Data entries
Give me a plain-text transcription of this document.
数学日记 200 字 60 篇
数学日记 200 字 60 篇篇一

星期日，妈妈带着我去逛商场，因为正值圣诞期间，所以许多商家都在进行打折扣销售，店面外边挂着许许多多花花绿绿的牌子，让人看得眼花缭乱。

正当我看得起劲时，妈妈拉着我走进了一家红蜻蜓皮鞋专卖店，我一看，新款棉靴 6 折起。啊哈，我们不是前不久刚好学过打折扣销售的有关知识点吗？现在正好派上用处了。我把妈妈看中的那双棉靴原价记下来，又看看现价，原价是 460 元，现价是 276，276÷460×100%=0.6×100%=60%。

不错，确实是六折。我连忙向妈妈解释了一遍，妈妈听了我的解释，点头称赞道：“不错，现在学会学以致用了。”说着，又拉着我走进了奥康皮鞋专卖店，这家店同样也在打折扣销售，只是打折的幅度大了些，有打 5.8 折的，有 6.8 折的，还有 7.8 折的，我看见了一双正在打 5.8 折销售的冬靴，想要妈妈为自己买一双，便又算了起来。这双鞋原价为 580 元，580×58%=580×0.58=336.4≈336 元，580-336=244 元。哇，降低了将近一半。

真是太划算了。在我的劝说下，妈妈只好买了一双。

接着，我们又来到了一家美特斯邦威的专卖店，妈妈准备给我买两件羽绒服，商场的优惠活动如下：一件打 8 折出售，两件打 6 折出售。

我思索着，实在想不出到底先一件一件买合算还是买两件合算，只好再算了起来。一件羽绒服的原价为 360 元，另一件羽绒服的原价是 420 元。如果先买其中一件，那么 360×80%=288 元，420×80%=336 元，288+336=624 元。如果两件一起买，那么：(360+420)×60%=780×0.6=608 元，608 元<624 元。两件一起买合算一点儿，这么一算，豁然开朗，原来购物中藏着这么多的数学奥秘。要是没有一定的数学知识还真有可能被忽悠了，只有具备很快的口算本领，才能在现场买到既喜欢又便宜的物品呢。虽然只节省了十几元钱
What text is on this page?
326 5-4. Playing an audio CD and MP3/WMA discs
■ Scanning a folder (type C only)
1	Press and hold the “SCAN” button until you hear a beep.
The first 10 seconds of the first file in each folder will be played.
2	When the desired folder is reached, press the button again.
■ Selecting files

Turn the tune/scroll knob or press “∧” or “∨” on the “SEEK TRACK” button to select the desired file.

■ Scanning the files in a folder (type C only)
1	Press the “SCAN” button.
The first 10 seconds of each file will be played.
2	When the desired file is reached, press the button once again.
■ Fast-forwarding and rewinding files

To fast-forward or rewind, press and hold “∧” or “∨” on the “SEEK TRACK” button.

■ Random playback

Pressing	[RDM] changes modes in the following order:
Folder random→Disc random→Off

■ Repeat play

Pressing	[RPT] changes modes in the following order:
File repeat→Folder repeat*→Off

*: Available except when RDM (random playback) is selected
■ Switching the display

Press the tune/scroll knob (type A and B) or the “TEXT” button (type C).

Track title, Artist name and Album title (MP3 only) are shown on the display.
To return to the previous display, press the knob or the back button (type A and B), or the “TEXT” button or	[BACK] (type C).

What is asked: Every line of the records above needs to be given again exactly.

Answer:
Give me a plain-text transcription of this document.
数学日记 200 字 60 篇
数学日记 200 字 60 篇篇一

星期日，妈妈带着我去逛商场，因为正值圣诞期间，所以许多商家都在进行打折扣销售，店面外边挂着许许多多花花绿绿的牌子，让人看得眼花缭乱。

正当我看得起劲时，妈妈拉着我走进了一家红蜻蜓皮鞋专卖店，我一看，新款棉靴 6 折起。啊哈，我们不是前不久刚好学过打折扣销售的有关知识点吗？现在正好派上用处了。我把妈妈看中的那双棉靴原价记下来，又看看现价，原价是 460 元，现价是 276，276÷460×100%=0.6×100%=60%。

不错，确实是六折。我连忙向妈妈解释了一遍，妈妈听了我的解释，点头称赞道：“不错，现在学会学以致用了。”说着，又拉着我走进了奥康皮鞋专卖店，这家店同样也在打折扣销售，只是打折的幅度大了些，有打 5.8 折的，有 6.8 折的，还有 7.8 折的，我看见了一双正在打 5.8 折销售的冬靴，想要妈妈为自己买一双，便又算了起来。这双鞋原价为 580 元，580×58%=580×0.58=336.4≈336 元，580-336=244 元。哇，降低了将近一半。

真是太划算了。在我的劝说下，妈妈只好买了一双。

接着，我们又来到了一家美特斯邦威的专卖店，妈妈准备给我买两件羽绒服，商场的优惠活动如下：一件打 8 折出售，两件打 6 折出售。

我思索着，实在想不出到底先一件一件买合算还是买两件合算，只好再算了起来。一件羽绒服的原价为 360 元，另一件羽绒服的原价是 420 元。如果先买其中一件，那么 360×80%=288 元，420×80%=336 元，288+336=624 元。如果两件一起买，那么：(360+420)×60%=780×0.6=608 元，608 元<624 元。两件一起买合算一点儿，这么一算，豁然开朗，原来购物中藏着这么多的数学奥秘。要是没有一定的数学知识还真有可能被忽悠了，只有具备很快的口算本领，才能在现场买到既喜欢又便宜的物品呢。虽然只节省了十几元钱
What text is on this page?
326 5-4. Playing an audio CD and MP3/WMA discs
■ Scanning a folder (type C only)
1	Press and hold the “SCAN” button until you hear a beep.
The first 10 seconds of the first file in each folder will be played.
2	When the desired folder is reached, press the button again.
■ Selecting files

Turn the tune/scroll knob or press “∧” or “∨” on the “SEEK TRACK” button to select the desired file.

■ Scanning the files in a folder (type C only)
1	Press the “SCAN” button.
The first 10 seconds of each file will be played.
2	When the desired file is reached, press the button once again.
■ Fast-forwarding and rewinding files

To fast-forward or rewind, press and hold “∧” or “∨” on the “SEEK TRACK” button.

■ Random playback

Pressing	[RDM] changes modes in the following order:
Folder random→Disc random→Off

■ Repeat play

Pressing	[RPT] changes modes in the following order:
File repeat→Folder repeat*→Off

*: Available except when RDM (random playback) is selected
■ Switching the display

Press the tune/scroll knob (type A and B) or the “TEXT” button (type C).

Track title, Artist name and Album title (MP3 only) are shown on the display.
To return to the previous display, press the knob or the back button (type A and B), or the “TEXT” button or	[BACK] (type C).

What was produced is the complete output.